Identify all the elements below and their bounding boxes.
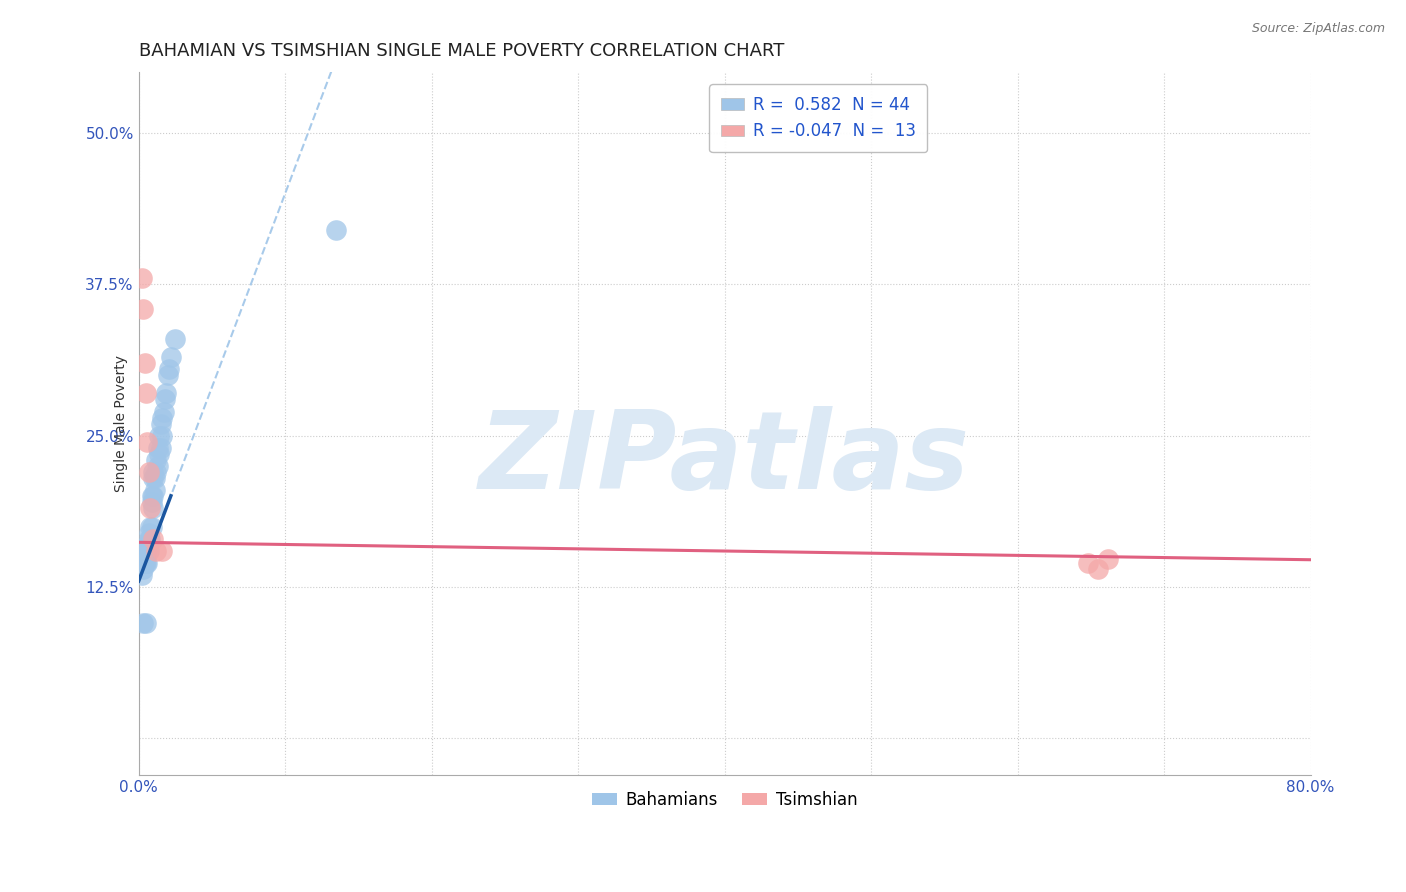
Point xyxy=(141,495,163,509)
Point xyxy=(148,428,170,442)
Point xyxy=(143,483,166,498)
Point xyxy=(138,465,160,479)
Point xyxy=(142,471,165,485)
Point xyxy=(132,556,155,570)
Point xyxy=(138,532,160,546)
Point xyxy=(134,549,156,564)
Point xyxy=(145,543,167,558)
Point xyxy=(139,532,162,546)
Point xyxy=(142,465,165,479)
Point xyxy=(135,543,157,558)
Point xyxy=(150,428,173,442)
Point xyxy=(139,519,162,533)
Point xyxy=(136,556,159,570)
Point xyxy=(150,543,173,558)
Point xyxy=(134,556,156,570)
Text: ZIPatlas: ZIPatlas xyxy=(479,406,970,512)
Point xyxy=(156,368,179,383)
Point xyxy=(135,556,157,570)
Point xyxy=(135,386,157,401)
Point xyxy=(136,538,159,552)
Point xyxy=(145,453,167,467)
Point xyxy=(141,519,163,533)
Point xyxy=(165,332,187,346)
Point xyxy=(139,501,162,516)
Text: Source: ZipAtlas.com: Source: ZipAtlas.com xyxy=(1251,22,1385,36)
Point xyxy=(138,543,160,558)
Point xyxy=(132,301,155,316)
Legend: Bahamians, Tsimshian: Bahamians, Tsimshian xyxy=(585,784,865,815)
Point xyxy=(1077,556,1099,570)
Point xyxy=(143,471,166,485)
Point xyxy=(135,616,157,631)
Point xyxy=(145,465,167,479)
Point xyxy=(142,501,165,516)
Point xyxy=(325,223,347,237)
Point xyxy=(131,568,153,582)
Point xyxy=(146,441,169,455)
Point xyxy=(152,404,174,418)
Point xyxy=(134,356,156,370)
Point xyxy=(142,489,165,503)
Point xyxy=(1087,562,1109,576)
Point xyxy=(146,458,169,473)
Point xyxy=(155,386,177,401)
Point xyxy=(132,562,155,576)
Point xyxy=(153,392,176,407)
Point xyxy=(136,543,159,558)
Point xyxy=(148,447,170,461)
Point xyxy=(141,489,163,503)
Point xyxy=(150,410,173,425)
Point xyxy=(136,434,159,449)
Point xyxy=(159,362,181,376)
Text: BAHAMIAN VS TSIMSHIAN SINGLE MALE POVERTY CORRELATION CHART: BAHAMIAN VS TSIMSHIAN SINGLE MALE POVERT… xyxy=(139,42,785,60)
Point xyxy=(149,417,172,431)
Point xyxy=(160,350,183,364)
Point xyxy=(131,271,153,285)
Point xyxy=(1097,552,1119,566)
Y-axis label: Single Male Poverty: Single Male Poverty xyxy=(114,355,128,492)
Point xyxy=(138,525,160,540)
Point xyxy=(132,616,155,631)
Point xyxy=(149,441,172,455)
Point xyxy=(142,532,165,546)
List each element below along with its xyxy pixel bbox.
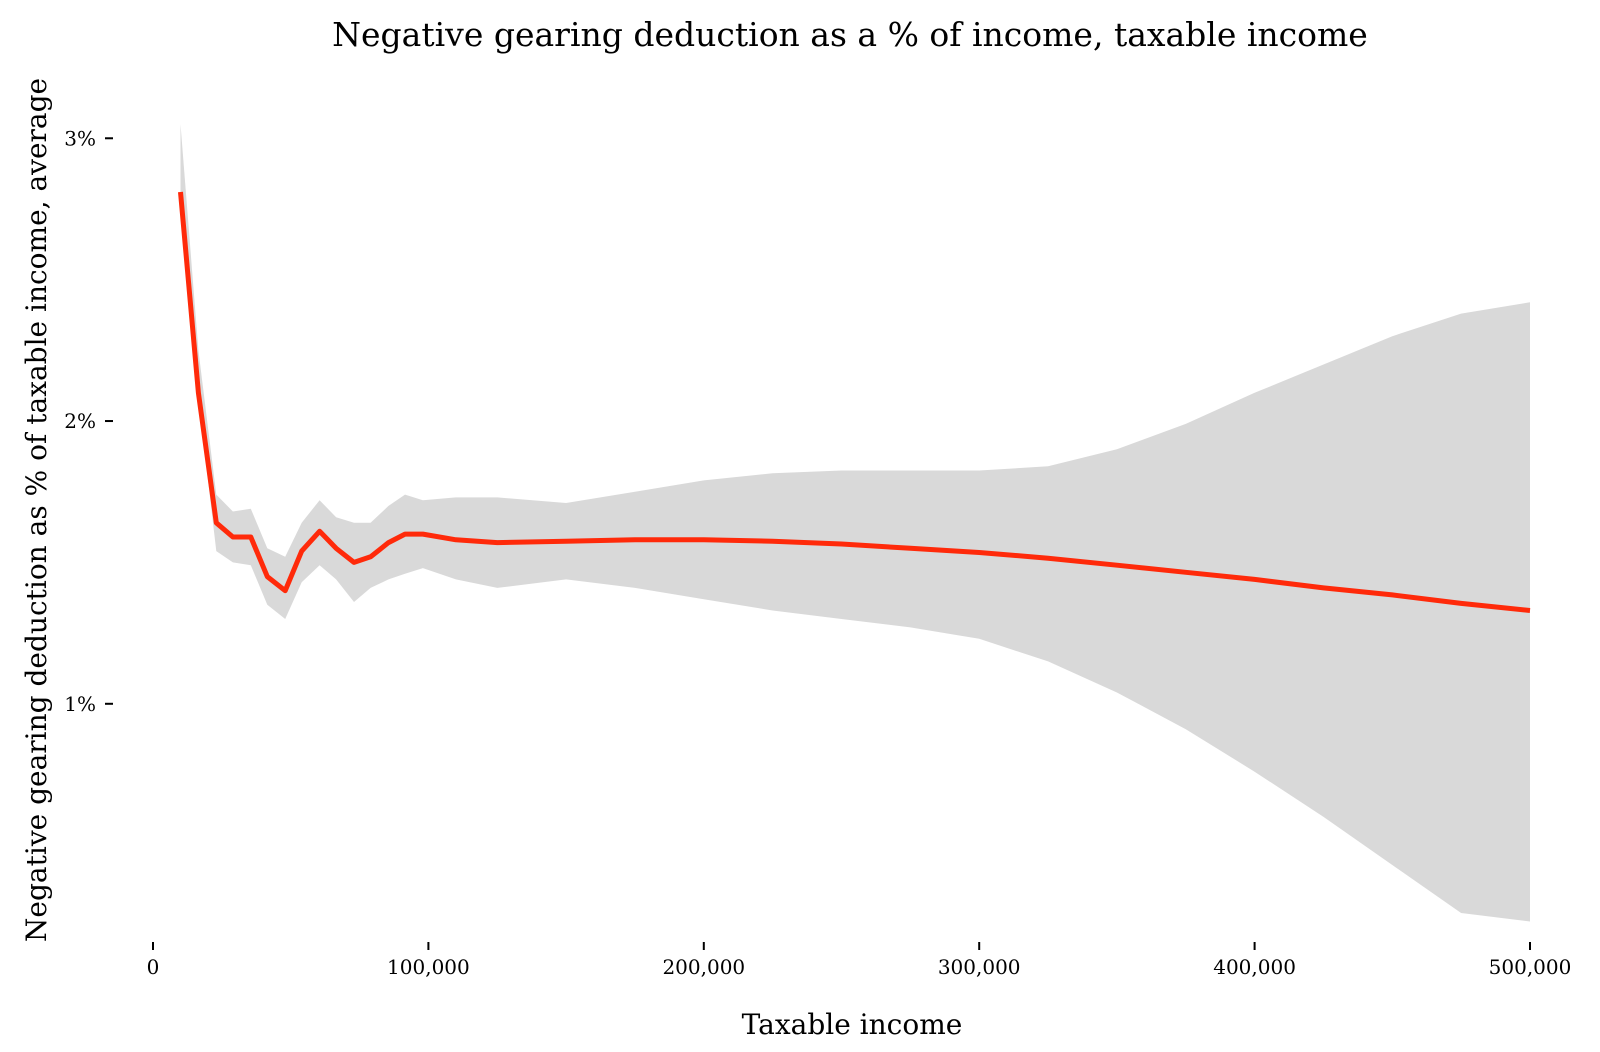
x-tick-label: 500,000 (1489, 955, 1572, 979)
plot-area (178, 124, 1531, 922)
x-tick-label: 400,000 (1213, 955, 1296, 979)
x-tick-label: 200,000 (662, 955, 745, 979)
series-line (178, 191, 1531, 613)
x-tick-label: 300,000 (938, 955, 1021, 979)
x-tick-label: 0 (147, 955, 160, 979)
x-axis: 0 100,000 200,000 300,000 400,000 500,000 (147, 942, 1572, 979)
x-axis-title: Taxable income (742, 1008, 963, 1041)
y-axis-title: Negative gearing deduction as % of taxab… (20, 78, 53, 942)
chart-title: Negative gearing deduction as a % of inc… (332, 15, 1368, 54)
confidence-band (180, 124, 1530, 922)
y-tick-label: 3% (64, 126, 96, 150)
y-tick-label: 1% (64, 692, 96, 716)
y-tick-label: 2% (64, 409, 96, 433)
y-axis: 1% 2% 3% (64, 126, 113, 716)
x-tick-label: 100,000 (387, 955, 470, 979)
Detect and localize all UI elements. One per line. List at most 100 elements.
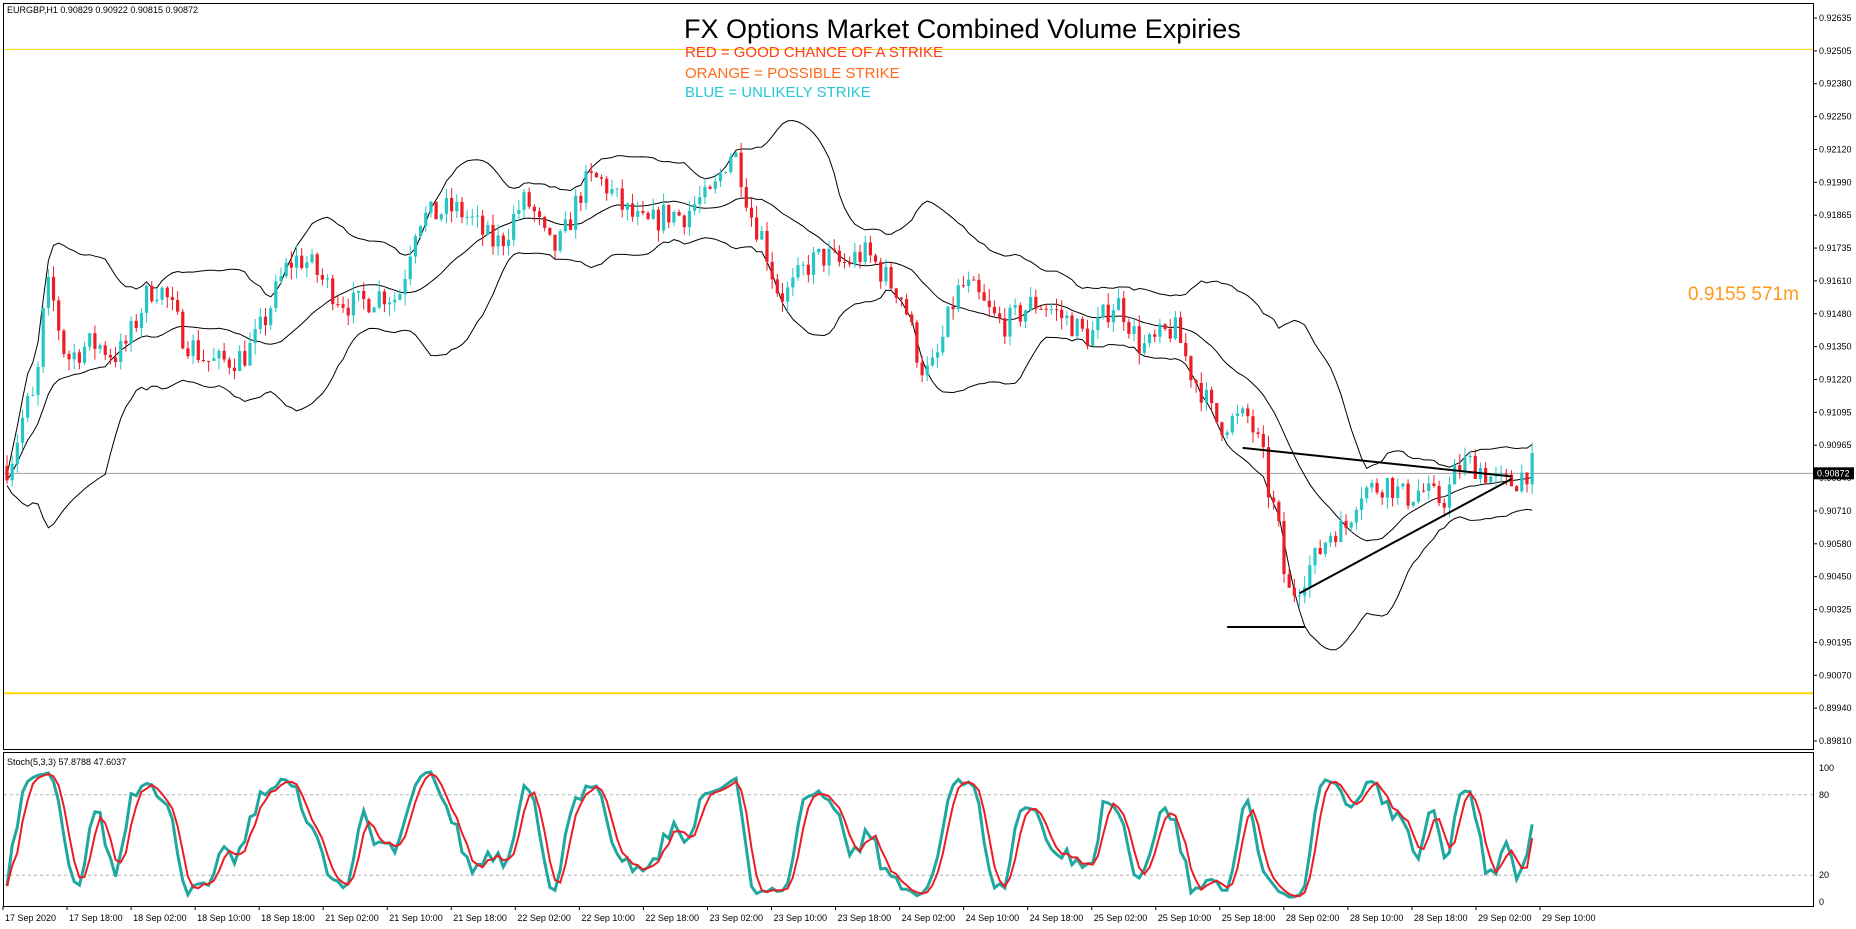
candle-body — [362, 290, 366, 300]
candle-body — [842, 261, 847, 263]
candle-body — [1437, 485, 1441, 503]
candle-body — [1235, 413, 1240, 416]
candle-body — [294, 255, 299, 268]
candle-body — [936, 352, 940, 358]
candle-body — [982, 292, 986, 301]
candle-body — [501, 235, 505, 246]
candle-body — [765, 230, 769, 262]
y-tick-label: 0.90580 — [1819, 539, 1852, 549]
candle-body — [1396, 486, 1400, 498]
candle-body — [455, 201, 459, 212]
candle-body — [439, 214, 443, 220]
candle-body — [465, 216, 469, 218]
trend-line-1 — [1299, 478, 1512, 595]
candle-body — [1272, 497, 1276, 502]
candle-body — [801, 264, 805, 266]
candle-body — [1525, 472, 1529, 485]
candle-body — [36, 366, 40, 395]
candle-body — [1489, 476, 1493, 483]
candle-body — [941, 336, 945, 353]
candle-body — [1034, 296, 1038, 309]
candle-body — [382, 291, 387, 305]
candle-body — [553, 234, 557, 251]
candle-body — [170, 297, 175, 301]
candle-body — [253, 328, 257, 343]
candle-body — [72, 352, 76, 360]
candle-body — [320, 274, 324, 280]
legend-blue: BLUE = UNLIKELY STRIKE — [685, 84, 871, 101]
candle-body — [1023, 310, 1028, 322]
candle-body — [672, 212, 676, 223]
x-tick-label: 22 Sep 02:00 — [517, 913, 571, 923]
candle-body — [134, 320, 138, 329]
candle-body — [1122, 298, 1126, 323]
candle-body — [82, 346, 87, 363]
candle-body — [1054, 309, 1059, 311]
candle-body — [605, 178, 609, 194]
x-tick-label: 24 Sep 02:00 — [902, 913, 956, 923]
candle-body — [858, 251, 862, 262]
candle-body — [1468, 455, 1472, 458]
candle-body — [558, 231, 562, 251]
x-tick-label: 25 Sep 10:00 — [1158, 913, 1212, 923]
candle-body — [356, 290, 361, 293]
y-tick-label: 0.92505 — [1819, 46, 1852, 56]
candle-body — [894, 288, 898, 298]
candle-body — [1463, 457, 1467, 471]
candle-body — [806, 264, 810, 275]
x-tick-label: 25 Sep 18:00 — [1222, 913, 1276, 923]
candle-body — [636, 210, 640, 217]
candle-body — [796, 265, 800, 278]
candle-body — [88, 333, 92, 347]
candle-body — [1359, 498, 1364, 510]
candle-body — [248, 342, 252, 366]
candle-body — [300, 255, 304, 269]
symbol-info: EURGBP,H1 0.90829 0.90922 0.90815 0.9087… — [7, 5, 198, 15]
y-tick-label: 0.90710 — [1819, 506, 1852, 516]
candle-body — [341, 304, 345, 308]
y-tick-label: 0.92120 — [1819, 144, 1852, 154]
candle-body — [108, 354, 112, 358]
candle-body — [351, 292, 355, 316]
candle-body — [1194, 380, 1198, 384]
candle-body — [1256, 432, 1260, 434]
candle-body — [20, 417, 25, 443]
candle-body — [532, 206, 536, 212]
main-price-layer — [4, 48, 1813, 695]
candle-body — [1344, 520, 1348, 528]
candle-body — [77, 352, 81, 363]
candle-body — [1013, 305, 1017, 308]
candle-body — [630, 203, 635, 217]
candle-body — [972, 279, 976, 281]
x-tick-label: 17 Sep 2020 — [5, 913, 56, 923]
candle-body — [1499, 473, 1503, 475]
candle-body — [1091, 330, 1095, 346]
candle-body — [201, 360, 206, 362]
candle-body — [1354, 509, 1358, 523]
candle-body — [413, 236, 418, 257]
candle-body — [258, 316, 262, 329]
candle-body — [1111, 310, 1115, 323]
axis-layer: 0.92635 0.92505 0.92380 0.92250 0.92120 0.919… — [2, 13, 1854, 923]
candle-body — [925, 365, 929, 376]
candle-body — [708, 186, 712, 189]
x-tick-label: 28 Sep 02:00 — [1286, 913, 1340, 923]
candle-body — [930, 357, 935, 366]
candle-body — [1080, 318, 1084, 329]
candle-body — [124, 340, 128, 344]
candle-body — [811, 252, 816, 275]
candle-body — [848, 262, 852, 265]
candle-body — [460, 201, 464, 218]
candle-body — [682, 215, 686, 228]
candle-body — [1049, 309, 1053, 311]
candle-body — [274, 281, 278, 309]
candle-body — [920, 362, 924, 376]
candle-body — [543, 217, 547, 228]
candle-body — [263, 316, 268, 326]
candle-body — [1261, 433, 1265, 448]
candle-body — [113, 357, 118, 363]
candle-body — [377, 291, 381, 308]
candle-body — [1313, 547, 1317, 566]
candle-body — [1411, 501, 1415, 506]
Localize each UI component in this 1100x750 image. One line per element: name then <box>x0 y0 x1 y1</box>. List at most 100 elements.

_What this task involves_
Update the stretch of the material from the line containing "candle-body — [362, 290, 366, 300]" through the line containing "candle-body — [108, 354, 112, 358]" by replacing "y-tick-label" with "y-axis-label" and leaving everything else unchanged. Give only those lines.

_Solved exercise_
candle-body — [362, 290, 366, 300]
candle-body — [842, 261, 847, 263]
candle-body — [1437, 485, 1441, 503]
candle-body — [1235, 413, 1240, 416]
candle-body — [294, 255, 299, 268]
candle-body — [936, 352, 940, 358]
candle-body — [982, 292, 986, 301]
candle-body — [501, 235, 505, 246]
candle-body — [765, 230, 769, 262]
y-axis-label: 0.90580 — [1819, 539, 1852, 549]
candle-body — [1396, 486, 1400, 498]
candle-body — [455, 201, 459, 212]
candle-body — [439, 214, 443, 220]
candle-body — [465, 216, 469, 218]
trend-line-1 — [1299, 478, 1512, 595]
candle-body — [1272, 497, 1276, 502]
candle-body — [801, 264, 805, 266]
candle-body — [1525, 472, 1529, 485]
candle-body — [36, 366, 40, 395]
candle-body — [1489, 476, 1493, 483]
candle-body — [941, 336, 945, 353]
candle-body — [1034, 296, 1038, 309]
candle-body — [382, 291, 387, 305]
candle-body — [553, 234, 557, 251]
candle-body — [170, 297, 175, 301]
candle-body — [253, 328, 257, 343]
candle-body — [72, 352, 76, 360]
candle-body — [320, 274, 324, 280]
legend-blue: BLUE = UNLIKELY STRIKE — [685, 84, 871, 101]
candle-body — [1023, 310, 1028, 322]
candle-body — [672, 212, 676, 223]
x-tick-label: 22 Sep 02:00 — [517, 913, 571, 923]
candle-body — [134, 320, 138, 329]
candle-body — [1122, 298, 1126, 323]
candle-body — [82, 346, 87, 363]
candle-body — [1054, 309, 1059, 311]
candle-body — [605, 178, 609, 194]
x-tick-label: 24 Sep 02:00 — [902, 913, 956, 923]
candle-body — [858, 251, 862, 262]
candle-body — [1468, 455, 1472, 458]
candle-body — [558, 231, 562, 251]
x-tick-label: 25 Sep 10:00 — [1158, 913, 1212, 923]
candle-body — [356, 290, 361, 293]
y-axis-label: 0.92505 — [1819, 46, 1852, 56]
candle-body — [894, 288, 898, 298]
candle-body — [1463, 457, 1467, 471]
candle-body — [806, 264, 810, 275]
x-tick-label: 25 Sep 18:00 — [1222, 913, 1276, 923]
candle-body — [636, 210, 640, 217]
candle-body — [796, 265, 800, 278]
candle-body — [88, 333, 92, 347]
candle-body — [1359, 498, 1364, 510]
candle-body — [248, 342, 252, 366]
candle-body — [300, 255, 304, 269]
symbol-info: EURGBP,H1 0.90829 0.90922 0.90815 0.9087… — [7, 5, 198, 15]
y-axis-label: 0.90710 — [1819, 506, 1852, 516]
candle-body — [341, 304, 345, 308]
y-axis-label: 0.92120 — [1819, 144, 1852, 154]
candle-body — [108, 354, 112, 358]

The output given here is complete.